Go through the entries below and collect each line with the string "Renta" in it.

Task data:

..............................

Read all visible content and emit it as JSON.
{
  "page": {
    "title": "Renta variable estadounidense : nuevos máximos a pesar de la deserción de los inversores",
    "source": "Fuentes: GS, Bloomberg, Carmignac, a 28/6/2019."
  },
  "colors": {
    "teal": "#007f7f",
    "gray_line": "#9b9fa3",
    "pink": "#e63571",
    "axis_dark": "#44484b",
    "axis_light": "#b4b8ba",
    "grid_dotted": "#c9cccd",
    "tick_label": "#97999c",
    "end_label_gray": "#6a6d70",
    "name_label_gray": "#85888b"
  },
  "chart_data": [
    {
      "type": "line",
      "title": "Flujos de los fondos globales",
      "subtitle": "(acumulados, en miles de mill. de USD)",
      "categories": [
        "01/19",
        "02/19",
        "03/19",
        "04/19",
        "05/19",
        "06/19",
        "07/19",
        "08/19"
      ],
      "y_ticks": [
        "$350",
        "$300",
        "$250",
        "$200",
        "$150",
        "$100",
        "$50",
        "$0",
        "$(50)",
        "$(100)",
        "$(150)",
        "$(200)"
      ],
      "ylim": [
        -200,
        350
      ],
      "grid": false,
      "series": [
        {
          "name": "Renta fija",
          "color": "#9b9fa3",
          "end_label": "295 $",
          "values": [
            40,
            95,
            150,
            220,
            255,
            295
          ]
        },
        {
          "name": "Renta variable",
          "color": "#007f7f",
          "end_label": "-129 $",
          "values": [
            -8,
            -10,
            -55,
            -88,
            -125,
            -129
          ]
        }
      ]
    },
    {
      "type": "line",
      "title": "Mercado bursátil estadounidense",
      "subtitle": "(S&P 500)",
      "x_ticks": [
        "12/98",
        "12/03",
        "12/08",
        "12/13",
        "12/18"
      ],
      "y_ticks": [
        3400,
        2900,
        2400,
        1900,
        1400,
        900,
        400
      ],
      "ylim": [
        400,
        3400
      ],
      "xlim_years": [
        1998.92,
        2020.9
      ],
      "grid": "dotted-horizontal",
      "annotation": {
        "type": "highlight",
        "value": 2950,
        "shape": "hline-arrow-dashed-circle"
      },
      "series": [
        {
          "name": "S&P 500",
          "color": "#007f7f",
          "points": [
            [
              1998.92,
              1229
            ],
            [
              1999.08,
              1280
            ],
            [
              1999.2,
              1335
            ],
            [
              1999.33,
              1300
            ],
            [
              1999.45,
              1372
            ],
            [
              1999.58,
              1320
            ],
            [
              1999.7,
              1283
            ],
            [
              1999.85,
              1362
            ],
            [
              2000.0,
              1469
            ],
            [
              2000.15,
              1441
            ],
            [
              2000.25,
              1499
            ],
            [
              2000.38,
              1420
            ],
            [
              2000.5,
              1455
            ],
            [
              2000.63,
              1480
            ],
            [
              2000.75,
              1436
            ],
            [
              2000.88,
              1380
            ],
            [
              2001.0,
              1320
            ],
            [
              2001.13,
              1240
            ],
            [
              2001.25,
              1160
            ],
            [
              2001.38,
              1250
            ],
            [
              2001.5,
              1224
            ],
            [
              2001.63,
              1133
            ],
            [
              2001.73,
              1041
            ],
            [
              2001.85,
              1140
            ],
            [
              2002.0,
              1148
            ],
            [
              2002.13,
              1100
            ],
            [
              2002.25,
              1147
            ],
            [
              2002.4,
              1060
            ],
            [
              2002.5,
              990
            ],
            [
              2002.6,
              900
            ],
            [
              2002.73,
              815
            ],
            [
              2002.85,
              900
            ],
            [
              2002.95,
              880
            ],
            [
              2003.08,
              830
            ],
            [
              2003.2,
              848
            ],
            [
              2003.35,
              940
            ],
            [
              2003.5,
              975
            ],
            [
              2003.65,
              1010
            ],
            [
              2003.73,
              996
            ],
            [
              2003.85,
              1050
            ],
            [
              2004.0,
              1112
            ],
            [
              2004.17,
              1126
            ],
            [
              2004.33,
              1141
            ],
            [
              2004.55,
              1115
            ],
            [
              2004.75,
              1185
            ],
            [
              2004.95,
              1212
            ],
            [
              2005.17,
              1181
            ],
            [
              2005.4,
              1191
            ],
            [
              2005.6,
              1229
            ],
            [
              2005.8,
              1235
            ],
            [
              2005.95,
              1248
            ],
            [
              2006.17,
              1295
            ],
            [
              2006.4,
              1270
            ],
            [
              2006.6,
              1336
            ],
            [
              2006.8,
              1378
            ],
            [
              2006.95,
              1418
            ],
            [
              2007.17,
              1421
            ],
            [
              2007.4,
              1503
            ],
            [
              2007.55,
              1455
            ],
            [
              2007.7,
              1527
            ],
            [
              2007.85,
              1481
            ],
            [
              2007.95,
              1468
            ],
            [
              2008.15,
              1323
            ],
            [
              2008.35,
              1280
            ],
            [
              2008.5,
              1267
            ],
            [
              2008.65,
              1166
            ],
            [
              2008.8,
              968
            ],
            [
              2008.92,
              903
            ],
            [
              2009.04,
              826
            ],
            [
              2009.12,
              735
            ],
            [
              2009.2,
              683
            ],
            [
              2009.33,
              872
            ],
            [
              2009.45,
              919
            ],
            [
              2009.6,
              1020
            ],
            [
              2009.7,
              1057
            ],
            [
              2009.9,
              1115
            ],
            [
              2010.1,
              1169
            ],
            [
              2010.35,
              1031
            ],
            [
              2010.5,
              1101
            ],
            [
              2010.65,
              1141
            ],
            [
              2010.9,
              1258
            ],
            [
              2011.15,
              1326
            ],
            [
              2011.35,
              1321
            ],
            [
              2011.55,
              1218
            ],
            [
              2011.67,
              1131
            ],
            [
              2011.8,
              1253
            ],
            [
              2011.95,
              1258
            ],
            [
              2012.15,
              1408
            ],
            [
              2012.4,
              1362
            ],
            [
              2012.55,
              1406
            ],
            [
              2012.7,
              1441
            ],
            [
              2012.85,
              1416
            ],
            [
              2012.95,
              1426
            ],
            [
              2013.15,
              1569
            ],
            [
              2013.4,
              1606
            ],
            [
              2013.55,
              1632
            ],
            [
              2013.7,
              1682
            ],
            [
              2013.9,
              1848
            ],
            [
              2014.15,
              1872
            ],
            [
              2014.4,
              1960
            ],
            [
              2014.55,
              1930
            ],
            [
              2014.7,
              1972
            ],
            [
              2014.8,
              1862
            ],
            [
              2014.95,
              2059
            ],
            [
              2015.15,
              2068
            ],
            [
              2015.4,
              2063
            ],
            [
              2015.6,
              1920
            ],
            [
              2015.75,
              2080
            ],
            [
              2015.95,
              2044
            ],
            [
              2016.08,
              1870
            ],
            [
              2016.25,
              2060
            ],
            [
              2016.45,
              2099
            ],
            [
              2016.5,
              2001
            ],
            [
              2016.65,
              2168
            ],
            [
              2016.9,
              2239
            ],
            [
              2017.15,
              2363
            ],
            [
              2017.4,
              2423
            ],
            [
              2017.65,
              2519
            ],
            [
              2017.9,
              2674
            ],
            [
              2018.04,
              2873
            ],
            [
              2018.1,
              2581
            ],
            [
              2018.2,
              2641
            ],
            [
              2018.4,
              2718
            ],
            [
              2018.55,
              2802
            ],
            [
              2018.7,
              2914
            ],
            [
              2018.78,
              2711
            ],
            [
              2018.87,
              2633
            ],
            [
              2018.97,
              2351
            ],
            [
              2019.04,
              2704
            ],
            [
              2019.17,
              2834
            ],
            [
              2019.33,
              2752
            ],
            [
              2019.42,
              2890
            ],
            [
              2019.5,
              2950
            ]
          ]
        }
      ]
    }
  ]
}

..............................

The answer:
    "title": "Renta variable estadounidense : nuevos máximos a pesar de la deserción de los inversores",
          "name": "Renta fija",
          "name": "Renta variable",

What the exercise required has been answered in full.